In the listing below, locate the lines bearing the word "važiuojančios". Copy every one of them.

----- Working data -----

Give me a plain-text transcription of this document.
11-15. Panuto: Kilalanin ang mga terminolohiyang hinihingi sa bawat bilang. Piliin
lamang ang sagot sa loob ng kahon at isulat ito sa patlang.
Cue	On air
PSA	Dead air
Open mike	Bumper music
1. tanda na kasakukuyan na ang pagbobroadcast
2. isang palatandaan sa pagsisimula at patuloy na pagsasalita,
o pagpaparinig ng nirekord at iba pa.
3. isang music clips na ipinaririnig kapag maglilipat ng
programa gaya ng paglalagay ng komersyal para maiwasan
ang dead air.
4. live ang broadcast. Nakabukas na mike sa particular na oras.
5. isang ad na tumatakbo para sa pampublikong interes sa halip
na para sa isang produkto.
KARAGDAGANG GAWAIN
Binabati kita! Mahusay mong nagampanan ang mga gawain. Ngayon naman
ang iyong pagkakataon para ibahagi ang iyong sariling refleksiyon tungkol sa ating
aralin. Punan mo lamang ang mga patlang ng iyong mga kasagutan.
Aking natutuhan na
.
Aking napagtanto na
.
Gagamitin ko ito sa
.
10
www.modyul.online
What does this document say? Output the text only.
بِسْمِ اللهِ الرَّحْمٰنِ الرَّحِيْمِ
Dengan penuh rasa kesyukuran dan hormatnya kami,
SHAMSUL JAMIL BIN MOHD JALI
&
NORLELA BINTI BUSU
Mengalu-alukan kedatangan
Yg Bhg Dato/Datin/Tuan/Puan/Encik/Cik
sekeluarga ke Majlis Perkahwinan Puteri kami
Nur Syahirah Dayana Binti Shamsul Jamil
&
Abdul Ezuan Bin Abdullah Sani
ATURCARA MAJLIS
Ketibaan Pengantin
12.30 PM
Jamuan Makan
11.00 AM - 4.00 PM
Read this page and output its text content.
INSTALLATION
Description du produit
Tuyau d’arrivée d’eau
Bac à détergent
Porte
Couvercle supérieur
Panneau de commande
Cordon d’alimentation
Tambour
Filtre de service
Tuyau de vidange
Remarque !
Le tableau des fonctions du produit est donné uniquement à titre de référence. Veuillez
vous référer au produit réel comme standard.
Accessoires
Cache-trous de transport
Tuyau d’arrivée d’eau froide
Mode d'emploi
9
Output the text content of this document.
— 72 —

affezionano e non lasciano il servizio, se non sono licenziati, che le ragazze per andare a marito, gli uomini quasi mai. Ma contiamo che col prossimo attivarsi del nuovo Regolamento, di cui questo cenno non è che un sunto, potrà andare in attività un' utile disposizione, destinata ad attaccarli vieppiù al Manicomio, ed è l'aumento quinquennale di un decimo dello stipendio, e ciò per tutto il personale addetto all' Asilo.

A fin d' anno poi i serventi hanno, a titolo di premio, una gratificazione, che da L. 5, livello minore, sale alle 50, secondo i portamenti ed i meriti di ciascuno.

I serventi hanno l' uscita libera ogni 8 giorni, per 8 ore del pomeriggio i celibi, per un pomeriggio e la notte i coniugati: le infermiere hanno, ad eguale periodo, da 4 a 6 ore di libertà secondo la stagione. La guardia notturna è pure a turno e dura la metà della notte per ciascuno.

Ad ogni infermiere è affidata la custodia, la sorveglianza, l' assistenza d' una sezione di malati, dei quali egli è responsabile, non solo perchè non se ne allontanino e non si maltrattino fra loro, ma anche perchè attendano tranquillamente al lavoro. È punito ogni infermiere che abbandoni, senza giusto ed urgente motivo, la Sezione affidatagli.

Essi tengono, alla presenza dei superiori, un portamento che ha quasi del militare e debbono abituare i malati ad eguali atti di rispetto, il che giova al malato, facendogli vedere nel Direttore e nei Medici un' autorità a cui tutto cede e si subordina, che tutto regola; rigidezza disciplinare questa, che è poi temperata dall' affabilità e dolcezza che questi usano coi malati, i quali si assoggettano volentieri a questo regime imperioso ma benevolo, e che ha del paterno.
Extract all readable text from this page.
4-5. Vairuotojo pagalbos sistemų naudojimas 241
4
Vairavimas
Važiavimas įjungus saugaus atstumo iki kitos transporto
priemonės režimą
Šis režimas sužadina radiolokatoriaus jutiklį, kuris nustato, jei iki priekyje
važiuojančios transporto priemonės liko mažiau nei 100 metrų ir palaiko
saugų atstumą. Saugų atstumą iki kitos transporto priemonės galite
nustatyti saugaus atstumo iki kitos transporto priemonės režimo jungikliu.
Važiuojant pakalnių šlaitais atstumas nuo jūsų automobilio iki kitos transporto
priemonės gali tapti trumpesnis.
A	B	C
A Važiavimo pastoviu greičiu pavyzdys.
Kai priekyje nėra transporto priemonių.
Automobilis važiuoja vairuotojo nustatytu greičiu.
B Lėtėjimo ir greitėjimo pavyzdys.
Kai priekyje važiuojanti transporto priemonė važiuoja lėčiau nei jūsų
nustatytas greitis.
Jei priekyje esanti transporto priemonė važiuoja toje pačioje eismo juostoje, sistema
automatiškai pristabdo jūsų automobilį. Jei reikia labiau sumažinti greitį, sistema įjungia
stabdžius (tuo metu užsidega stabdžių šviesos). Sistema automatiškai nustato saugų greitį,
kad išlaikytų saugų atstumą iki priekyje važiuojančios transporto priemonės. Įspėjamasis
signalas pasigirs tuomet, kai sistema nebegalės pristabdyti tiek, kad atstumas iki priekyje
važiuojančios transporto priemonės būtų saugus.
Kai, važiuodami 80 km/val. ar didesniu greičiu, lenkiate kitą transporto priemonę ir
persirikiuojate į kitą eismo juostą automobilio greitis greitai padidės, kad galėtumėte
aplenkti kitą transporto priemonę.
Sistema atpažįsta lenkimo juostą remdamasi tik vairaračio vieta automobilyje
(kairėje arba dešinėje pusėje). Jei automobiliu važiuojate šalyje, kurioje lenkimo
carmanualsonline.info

-----

## Solution for this problem
važiuojančios transporto priemonės liko mažiau nei 100 metrų ir palaiko
kad išlaikytų saugų atstumą iki priekyje važiuojančios transporto priemonės. Įspėjamasis
važiuojančios transporto priemonės būtų saugus.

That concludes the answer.